TASK STATEMENT: Take each line containing "screenshot" and report it exactly as written.

((

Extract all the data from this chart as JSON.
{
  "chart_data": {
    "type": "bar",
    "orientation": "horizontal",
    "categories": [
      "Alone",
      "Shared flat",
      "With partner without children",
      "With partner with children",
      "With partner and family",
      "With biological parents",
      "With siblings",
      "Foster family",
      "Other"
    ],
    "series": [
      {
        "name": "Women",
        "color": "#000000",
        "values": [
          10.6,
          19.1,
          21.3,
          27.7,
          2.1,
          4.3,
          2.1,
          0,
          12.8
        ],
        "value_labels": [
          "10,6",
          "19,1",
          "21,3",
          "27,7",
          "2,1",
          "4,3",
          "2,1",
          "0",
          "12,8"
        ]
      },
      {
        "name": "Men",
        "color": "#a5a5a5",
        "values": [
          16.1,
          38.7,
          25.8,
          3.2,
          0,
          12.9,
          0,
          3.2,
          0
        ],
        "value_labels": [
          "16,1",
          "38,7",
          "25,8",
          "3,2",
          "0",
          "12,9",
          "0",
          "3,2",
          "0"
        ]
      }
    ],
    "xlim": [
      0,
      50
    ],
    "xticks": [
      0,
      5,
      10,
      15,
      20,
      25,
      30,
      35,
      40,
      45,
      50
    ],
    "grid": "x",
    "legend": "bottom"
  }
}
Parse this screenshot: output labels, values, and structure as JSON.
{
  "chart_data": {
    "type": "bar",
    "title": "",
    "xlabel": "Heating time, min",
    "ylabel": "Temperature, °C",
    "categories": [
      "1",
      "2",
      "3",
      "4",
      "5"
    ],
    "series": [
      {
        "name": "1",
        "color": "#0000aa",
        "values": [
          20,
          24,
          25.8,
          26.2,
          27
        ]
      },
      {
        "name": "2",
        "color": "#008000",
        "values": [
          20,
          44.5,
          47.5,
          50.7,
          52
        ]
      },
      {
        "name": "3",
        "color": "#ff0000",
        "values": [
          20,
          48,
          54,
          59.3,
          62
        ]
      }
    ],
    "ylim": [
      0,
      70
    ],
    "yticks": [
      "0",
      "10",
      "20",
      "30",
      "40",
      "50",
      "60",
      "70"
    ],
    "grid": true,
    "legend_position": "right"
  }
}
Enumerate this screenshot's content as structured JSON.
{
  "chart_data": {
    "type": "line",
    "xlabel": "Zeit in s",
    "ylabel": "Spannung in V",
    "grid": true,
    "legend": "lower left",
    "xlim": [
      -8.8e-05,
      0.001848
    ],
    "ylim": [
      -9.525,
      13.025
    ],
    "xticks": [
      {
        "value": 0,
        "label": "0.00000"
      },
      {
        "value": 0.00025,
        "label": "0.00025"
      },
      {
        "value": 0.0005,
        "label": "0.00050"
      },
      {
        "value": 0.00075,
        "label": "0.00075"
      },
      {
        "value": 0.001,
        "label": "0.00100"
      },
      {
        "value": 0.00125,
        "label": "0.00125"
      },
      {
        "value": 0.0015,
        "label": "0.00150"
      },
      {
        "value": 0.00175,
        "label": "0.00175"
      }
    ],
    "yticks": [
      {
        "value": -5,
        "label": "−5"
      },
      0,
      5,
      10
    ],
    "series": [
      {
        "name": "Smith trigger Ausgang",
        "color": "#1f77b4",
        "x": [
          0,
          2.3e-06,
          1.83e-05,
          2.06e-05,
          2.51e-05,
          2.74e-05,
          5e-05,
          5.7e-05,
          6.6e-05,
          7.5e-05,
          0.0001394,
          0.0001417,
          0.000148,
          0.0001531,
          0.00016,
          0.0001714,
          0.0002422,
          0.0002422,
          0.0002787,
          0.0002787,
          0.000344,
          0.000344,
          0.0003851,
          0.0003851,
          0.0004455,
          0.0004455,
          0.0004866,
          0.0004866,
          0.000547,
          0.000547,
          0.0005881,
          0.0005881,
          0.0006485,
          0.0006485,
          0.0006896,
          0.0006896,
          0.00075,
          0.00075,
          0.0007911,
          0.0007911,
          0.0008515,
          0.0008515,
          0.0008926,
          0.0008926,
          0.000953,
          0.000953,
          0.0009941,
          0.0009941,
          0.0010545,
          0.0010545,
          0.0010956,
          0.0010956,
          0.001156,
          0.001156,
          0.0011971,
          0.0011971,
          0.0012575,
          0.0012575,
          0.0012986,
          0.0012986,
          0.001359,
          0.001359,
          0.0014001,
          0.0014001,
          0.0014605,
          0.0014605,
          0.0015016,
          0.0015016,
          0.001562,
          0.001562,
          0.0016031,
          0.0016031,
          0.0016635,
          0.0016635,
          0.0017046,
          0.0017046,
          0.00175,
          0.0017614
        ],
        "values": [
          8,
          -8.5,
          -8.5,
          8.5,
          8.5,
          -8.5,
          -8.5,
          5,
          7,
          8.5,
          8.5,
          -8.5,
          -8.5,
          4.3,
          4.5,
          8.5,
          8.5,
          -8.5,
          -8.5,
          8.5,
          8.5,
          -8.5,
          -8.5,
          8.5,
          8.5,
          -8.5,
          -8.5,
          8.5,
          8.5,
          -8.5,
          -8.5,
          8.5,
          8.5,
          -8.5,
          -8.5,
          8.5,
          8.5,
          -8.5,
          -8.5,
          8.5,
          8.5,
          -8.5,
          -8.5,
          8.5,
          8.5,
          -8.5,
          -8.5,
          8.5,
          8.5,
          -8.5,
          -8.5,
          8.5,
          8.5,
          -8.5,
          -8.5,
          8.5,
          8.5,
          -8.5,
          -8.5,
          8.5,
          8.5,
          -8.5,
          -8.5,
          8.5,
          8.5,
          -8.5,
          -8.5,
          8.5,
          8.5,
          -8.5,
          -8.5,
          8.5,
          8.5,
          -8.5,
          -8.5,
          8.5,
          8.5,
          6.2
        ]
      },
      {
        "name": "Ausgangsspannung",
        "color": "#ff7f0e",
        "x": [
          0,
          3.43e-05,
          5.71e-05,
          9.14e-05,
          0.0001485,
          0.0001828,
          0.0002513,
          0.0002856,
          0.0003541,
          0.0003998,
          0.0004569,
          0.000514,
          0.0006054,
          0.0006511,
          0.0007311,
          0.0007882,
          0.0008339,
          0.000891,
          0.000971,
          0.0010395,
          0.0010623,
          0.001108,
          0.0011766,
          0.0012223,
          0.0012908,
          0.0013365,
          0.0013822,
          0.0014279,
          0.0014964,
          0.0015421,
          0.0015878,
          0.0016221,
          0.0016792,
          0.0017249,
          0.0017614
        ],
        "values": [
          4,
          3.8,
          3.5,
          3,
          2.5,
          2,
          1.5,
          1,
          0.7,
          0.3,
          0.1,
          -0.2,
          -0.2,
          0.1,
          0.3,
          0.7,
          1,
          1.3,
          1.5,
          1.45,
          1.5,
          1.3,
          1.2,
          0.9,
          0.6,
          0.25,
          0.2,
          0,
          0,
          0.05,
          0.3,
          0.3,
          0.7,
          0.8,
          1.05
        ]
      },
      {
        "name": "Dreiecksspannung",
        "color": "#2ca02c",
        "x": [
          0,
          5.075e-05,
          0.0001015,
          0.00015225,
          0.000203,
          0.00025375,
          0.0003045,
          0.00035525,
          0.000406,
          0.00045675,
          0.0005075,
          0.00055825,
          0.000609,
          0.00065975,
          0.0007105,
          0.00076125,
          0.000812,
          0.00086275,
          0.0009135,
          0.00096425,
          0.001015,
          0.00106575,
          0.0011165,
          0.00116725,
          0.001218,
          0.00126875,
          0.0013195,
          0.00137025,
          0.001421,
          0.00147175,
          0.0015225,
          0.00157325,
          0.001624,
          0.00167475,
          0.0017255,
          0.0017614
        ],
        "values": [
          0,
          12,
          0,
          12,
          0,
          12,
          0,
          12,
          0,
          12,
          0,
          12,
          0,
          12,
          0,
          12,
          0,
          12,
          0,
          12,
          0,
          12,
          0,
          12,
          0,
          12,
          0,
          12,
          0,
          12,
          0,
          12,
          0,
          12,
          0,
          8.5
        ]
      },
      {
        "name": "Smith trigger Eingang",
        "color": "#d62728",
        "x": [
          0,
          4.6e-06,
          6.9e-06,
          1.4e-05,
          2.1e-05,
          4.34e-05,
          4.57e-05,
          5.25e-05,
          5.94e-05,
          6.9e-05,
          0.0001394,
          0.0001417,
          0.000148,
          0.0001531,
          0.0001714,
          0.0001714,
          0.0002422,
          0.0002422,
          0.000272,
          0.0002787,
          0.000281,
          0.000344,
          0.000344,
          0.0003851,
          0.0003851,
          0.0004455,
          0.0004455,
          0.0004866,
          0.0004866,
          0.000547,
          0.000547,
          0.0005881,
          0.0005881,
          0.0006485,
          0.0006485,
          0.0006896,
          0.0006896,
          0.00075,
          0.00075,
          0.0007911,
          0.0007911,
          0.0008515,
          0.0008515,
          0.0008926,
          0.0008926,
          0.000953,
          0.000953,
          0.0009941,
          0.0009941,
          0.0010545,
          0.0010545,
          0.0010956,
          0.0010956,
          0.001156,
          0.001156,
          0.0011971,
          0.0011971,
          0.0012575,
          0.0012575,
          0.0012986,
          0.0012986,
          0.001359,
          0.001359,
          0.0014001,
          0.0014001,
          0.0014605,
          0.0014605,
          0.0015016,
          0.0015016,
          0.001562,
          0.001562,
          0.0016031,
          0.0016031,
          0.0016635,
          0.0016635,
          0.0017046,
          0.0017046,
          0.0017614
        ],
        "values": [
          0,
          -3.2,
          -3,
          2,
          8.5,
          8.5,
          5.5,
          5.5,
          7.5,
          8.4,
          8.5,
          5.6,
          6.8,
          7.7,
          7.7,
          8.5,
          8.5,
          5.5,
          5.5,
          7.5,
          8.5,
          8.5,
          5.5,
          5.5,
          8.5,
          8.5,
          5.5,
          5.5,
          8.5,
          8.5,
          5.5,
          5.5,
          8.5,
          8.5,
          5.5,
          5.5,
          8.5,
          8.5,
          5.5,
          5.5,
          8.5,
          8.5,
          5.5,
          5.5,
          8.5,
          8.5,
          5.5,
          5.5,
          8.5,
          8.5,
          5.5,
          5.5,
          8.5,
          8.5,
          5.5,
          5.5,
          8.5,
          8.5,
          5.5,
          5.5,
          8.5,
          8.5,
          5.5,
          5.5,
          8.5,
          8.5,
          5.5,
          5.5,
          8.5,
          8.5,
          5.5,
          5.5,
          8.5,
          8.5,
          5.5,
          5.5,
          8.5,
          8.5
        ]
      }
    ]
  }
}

))

SOLUTION TO THE EXERCISE:
Parse this screenshot: output labels, values, and structure as JSON.
Enumerate this screenshot's content as structured JSON.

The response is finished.